Begin
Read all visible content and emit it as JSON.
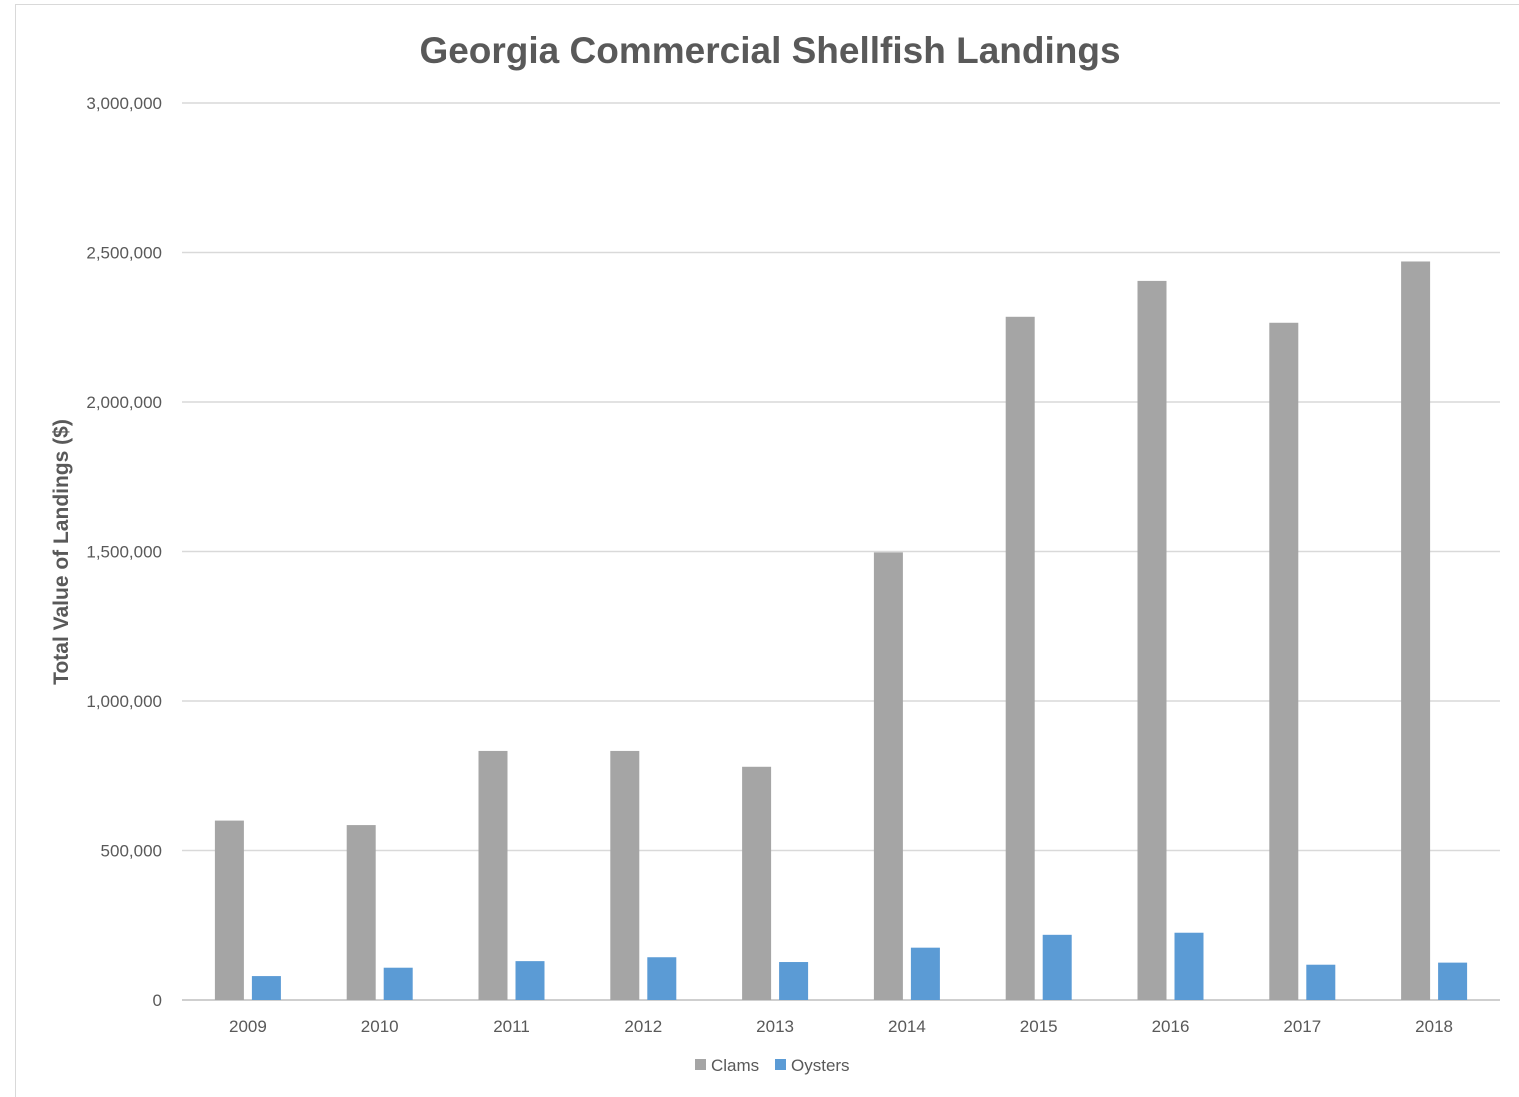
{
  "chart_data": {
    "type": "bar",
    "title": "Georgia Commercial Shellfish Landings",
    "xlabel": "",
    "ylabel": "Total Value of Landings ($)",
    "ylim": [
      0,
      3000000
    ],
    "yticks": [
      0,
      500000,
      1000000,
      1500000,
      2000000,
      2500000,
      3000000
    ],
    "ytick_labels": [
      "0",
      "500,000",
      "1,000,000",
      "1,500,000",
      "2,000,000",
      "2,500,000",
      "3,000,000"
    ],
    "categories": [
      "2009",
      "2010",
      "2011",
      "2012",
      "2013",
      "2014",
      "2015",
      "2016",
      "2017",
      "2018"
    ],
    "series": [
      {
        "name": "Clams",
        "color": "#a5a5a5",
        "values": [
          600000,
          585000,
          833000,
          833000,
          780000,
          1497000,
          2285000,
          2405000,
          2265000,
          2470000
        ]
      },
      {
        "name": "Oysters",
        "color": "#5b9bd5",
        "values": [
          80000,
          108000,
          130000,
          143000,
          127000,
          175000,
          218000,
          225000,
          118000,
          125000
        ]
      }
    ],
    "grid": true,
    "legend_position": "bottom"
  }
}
End
Begin
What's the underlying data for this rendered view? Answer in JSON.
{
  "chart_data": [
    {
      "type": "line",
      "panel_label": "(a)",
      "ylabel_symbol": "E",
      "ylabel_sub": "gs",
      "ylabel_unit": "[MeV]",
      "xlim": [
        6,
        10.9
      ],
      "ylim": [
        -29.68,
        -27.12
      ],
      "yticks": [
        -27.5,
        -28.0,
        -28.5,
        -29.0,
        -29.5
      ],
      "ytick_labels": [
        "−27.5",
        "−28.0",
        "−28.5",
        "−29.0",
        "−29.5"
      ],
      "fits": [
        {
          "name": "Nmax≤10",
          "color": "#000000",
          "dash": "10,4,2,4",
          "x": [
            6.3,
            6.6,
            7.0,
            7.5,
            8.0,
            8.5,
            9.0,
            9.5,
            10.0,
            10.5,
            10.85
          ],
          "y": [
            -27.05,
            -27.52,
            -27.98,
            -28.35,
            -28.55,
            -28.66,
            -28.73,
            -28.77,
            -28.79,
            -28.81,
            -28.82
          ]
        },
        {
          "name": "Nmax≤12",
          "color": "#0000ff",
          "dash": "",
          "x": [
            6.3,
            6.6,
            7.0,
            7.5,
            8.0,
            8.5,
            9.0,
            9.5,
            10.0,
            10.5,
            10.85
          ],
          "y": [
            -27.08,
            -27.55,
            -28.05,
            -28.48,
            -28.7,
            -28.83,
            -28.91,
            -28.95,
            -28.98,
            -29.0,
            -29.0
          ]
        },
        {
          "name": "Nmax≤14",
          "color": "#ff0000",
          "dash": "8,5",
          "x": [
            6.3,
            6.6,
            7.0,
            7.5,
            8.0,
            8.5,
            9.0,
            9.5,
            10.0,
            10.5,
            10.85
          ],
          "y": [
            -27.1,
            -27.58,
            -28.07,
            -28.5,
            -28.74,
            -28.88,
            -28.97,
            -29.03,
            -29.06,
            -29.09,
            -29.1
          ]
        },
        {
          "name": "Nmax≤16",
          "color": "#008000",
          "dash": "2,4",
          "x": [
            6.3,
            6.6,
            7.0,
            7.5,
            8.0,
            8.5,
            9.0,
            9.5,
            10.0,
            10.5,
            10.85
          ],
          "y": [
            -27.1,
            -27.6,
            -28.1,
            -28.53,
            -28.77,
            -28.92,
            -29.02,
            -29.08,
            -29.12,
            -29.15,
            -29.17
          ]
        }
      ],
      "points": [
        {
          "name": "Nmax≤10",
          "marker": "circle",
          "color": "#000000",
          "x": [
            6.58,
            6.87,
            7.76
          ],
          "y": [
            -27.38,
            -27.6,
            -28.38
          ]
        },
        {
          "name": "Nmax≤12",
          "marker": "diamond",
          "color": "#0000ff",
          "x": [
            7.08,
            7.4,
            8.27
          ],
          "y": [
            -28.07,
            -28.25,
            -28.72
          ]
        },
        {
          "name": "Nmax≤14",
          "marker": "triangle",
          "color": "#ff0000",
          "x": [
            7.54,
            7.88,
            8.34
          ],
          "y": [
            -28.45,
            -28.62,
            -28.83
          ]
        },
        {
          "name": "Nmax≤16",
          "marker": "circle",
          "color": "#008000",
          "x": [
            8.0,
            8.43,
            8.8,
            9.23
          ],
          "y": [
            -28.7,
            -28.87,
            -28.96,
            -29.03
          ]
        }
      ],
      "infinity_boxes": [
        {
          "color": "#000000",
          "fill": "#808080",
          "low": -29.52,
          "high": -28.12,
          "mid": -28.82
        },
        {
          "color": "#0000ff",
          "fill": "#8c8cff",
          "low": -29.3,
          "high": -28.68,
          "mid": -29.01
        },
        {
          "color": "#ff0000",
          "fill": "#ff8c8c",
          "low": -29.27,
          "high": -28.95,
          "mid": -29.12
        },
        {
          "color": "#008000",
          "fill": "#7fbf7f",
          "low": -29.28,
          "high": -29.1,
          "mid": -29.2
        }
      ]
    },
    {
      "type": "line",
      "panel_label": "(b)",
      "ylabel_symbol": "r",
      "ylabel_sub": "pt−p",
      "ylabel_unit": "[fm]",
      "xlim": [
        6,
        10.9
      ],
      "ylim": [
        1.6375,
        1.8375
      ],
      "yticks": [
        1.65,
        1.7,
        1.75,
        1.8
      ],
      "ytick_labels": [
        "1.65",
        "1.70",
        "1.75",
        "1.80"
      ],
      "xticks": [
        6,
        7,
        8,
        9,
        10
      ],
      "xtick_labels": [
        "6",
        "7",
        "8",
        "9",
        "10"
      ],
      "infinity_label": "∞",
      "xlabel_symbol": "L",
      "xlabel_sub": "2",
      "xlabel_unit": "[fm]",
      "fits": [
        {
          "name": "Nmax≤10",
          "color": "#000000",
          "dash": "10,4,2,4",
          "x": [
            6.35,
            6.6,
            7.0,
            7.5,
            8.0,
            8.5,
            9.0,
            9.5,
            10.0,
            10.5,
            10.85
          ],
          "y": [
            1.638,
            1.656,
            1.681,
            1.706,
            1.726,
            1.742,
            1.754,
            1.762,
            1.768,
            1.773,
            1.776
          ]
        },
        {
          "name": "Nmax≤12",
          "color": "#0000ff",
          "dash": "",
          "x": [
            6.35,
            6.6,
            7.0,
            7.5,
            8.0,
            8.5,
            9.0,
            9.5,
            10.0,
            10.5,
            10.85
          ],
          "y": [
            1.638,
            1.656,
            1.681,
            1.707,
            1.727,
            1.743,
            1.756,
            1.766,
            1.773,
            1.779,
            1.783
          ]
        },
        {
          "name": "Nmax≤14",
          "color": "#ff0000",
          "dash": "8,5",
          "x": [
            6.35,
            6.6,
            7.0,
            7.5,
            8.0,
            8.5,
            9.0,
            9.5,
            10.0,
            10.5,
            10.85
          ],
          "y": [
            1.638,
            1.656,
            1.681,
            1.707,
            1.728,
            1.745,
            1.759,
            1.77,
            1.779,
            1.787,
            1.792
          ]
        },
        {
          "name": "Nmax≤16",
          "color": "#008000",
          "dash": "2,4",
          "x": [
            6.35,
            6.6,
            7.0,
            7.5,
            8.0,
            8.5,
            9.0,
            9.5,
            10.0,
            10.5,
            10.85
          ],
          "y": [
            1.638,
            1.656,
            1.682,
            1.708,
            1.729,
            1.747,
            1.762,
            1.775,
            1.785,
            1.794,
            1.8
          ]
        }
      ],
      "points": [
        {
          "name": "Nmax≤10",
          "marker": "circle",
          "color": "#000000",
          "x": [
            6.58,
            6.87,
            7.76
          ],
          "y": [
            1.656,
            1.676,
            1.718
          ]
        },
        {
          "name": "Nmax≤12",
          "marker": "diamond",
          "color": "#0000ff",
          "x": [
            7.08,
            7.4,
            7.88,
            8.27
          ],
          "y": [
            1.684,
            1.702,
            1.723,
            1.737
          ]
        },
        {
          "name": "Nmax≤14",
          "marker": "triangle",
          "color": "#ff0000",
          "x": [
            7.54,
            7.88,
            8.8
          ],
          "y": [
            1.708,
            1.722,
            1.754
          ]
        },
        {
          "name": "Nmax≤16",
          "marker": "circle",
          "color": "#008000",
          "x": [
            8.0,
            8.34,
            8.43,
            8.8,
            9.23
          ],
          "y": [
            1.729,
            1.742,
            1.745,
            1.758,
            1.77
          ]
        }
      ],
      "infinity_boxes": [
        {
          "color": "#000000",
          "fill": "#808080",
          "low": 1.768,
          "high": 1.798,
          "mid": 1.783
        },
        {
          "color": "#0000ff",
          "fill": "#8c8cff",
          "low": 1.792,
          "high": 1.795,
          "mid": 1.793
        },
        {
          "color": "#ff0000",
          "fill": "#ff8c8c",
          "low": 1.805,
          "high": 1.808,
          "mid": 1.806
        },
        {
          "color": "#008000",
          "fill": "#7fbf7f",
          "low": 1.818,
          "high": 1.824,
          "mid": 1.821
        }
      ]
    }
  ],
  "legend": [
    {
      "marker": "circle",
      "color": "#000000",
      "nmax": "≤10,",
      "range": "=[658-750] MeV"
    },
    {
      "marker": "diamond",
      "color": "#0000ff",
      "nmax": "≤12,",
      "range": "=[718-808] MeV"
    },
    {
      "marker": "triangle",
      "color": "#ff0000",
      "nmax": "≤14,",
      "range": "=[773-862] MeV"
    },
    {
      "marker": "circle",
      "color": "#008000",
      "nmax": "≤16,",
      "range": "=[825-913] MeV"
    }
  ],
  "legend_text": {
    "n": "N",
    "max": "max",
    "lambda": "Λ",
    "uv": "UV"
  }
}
End
■ **What needs to be done**
Copy, from the material above, each line in which the string "Landings" occurs.

■ **Reply to the exercise**
    "title": "Georgia Commercial Shellfish Landings",
    "ylabel": "Total Value of Landings ($)",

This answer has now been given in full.